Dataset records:
## Start
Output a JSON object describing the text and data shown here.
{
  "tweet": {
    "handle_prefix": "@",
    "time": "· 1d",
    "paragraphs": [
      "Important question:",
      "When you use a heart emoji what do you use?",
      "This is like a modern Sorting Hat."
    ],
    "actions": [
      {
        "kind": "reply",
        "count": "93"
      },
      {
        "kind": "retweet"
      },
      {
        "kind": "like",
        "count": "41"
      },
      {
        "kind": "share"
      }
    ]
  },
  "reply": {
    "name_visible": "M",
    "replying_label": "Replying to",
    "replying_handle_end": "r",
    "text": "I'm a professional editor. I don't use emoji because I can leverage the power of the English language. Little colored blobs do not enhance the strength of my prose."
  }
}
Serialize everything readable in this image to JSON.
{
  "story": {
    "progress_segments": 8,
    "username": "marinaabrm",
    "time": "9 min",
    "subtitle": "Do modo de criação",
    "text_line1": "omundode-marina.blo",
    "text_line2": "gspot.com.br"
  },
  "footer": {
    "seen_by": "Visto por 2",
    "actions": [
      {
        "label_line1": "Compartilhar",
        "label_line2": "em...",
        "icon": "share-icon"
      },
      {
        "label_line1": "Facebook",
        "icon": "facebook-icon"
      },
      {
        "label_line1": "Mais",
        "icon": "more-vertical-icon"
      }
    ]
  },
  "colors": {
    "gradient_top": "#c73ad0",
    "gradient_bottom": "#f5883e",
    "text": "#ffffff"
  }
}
## End
GOAL:
Each line of the listing should be echoed back exactly.

REPLY:
Output a JSON object describing the text and data shown here.
{
  "tweet": {
    "handle_prefix": "@",
    "time": "· 1d",
    "paragraphs": [
      "Important question:",
      "When you use a heart emoji what do you use?",
      "This is like a modern Sorting Hat."
    ],
    "actions": [
      {
        "kind": "reply",
        "count": "93"
      },
      {
        "kind": "retweet"
      },
      {
        "kind": "like",
        "count": "41"
      },
      {
        "kind": "share"
      }
    ]
  },
  "reply": {
    "name_visible": "M",
    "replying_label": "Replying to",
    "replying_handle_end": "r",
    "text": "I'm a professional editor. I don't use emoji because I can leverage the power of the English language. Little colored blobs do not enhance the strength of my prose."
  }
}
Serialize everything readable in this image to JSON.
{
  "story": {
    "progress_segments": 8,
    "username": "marinaabrm",
    "time": "9 min",
    "subtitle": "Do modo de criação",
    "text_line1": "omundode-marina.blo",
    "text_line2": "gspot.com.br"
  },
  "footer": {
    "seen_by": "Visto por 2",
    "actions": [
      {
        "label_line1": "Compartilhar",
        "label_line2": "em...",
        "icon": "share-icon"
      },
      {
        "label_line1": "Facebook",
        "icon": "facebook-icon"
      },
      {
        "label_line1": "Mais",
        "icon": "more-vertical-icon"
      }
    ]
  },
  "colors": {
    "gradient_top": "#c73ad0",
    "gradient_bottom": "#f5883e",
    "text": "#ffffff"
  }
}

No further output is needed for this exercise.